* [Required task]: Every line below is to be copied exactly, with the pictures left out.

* [Stored dataset items]:

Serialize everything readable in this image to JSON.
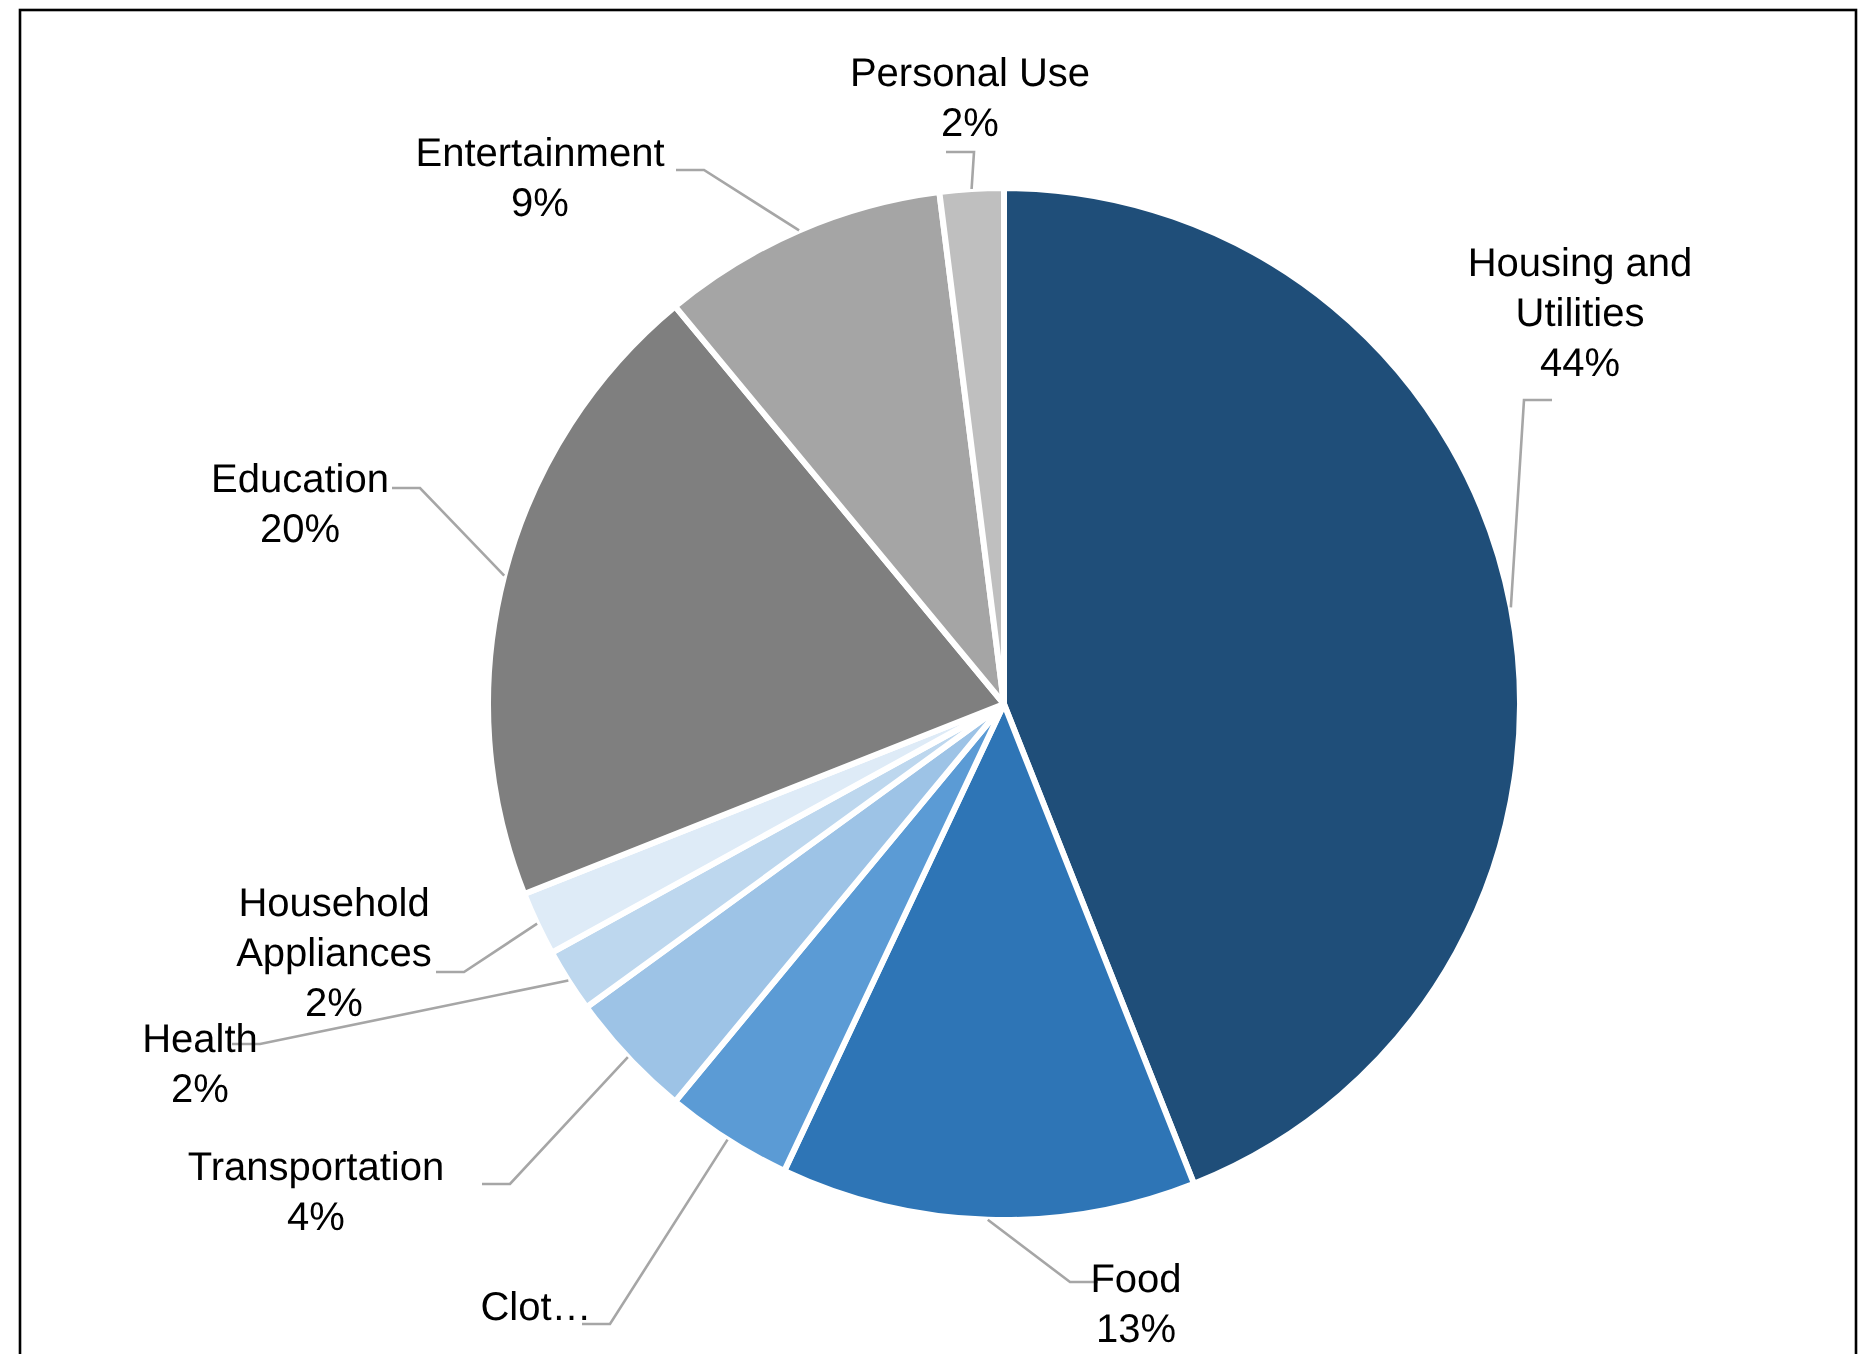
{
  "chart_data": {
    "type": "pie",
    "categories": [
      "Housing and Utilities",
      "Food",
      "Clot…",
      "Transportation",
      "Health",
      "Household Appliances",
      "Education",
      "Entertainment",
      "Personal Use"
    ],
    "values": [
      44,
      13,
      4,
      4,
      2,
      2,
      20,
      9,
      2
    ],
    "value_labels": [
      "44%",
      "13%",
      null,
      "4%",
      "2%",
      "2%",
      "20%",
      "9%",
      "2%"
    ],
    "colors": [
      "#1f4e79",
      "#2e75b6",
      "#5b9bd5",
      "#9dc3e6",
      "#bdd7ee",
      "#deebf7",
      "#7f7f7f",
      "#a5a5a5",
      "#bfbfbf"
    ],
    "legend": false
  }
}
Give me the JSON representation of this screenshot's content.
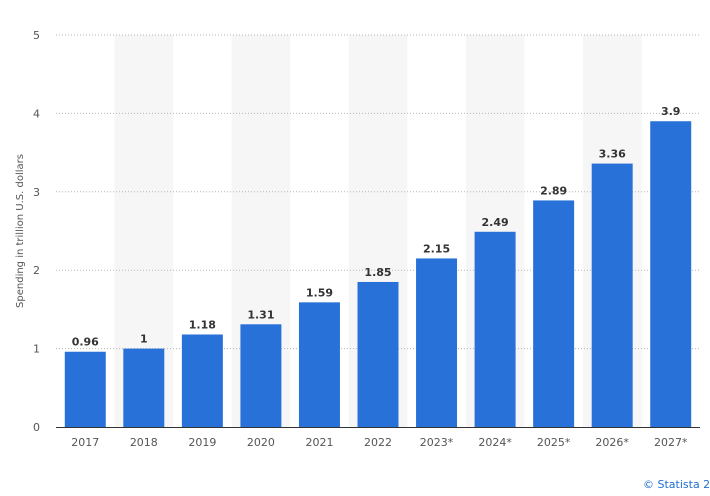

* [Exercise output]:
Serialize everything readable in this image to JSON.
{
  "chart_data": {
    "type": "pie",
    "categories": [
      "Housing and Utilities",
      "Food",
      "Clot…",
      "Transportation",
      "Health",
      "Household Appliances",
      "Education",
      "Entertainment",
      "Personal Use"
    ],
    "values": [
      44,
      13,
      4,
      4,
      2,
      2,
      20,
      9,
      2
    ],
    "value_labels": [
      "44%",
      "13%",
      null,
      "4%",
      "2%",
      "2%",
      "20%",
      "9%",
      "2%"
    ],
    "colors": [
      "#1f4e79",
      "#2e75b6",
      "#5b9bd5",
      "#9dc3e6",
      "#bdd7ee",
      "#deebf7",
      "#7f7f7f",
      "#a5a5a5",
      "#bfbfbf"
    ],
    "legend": false
  }
}
Give me the JSON representation of this screenshot's content.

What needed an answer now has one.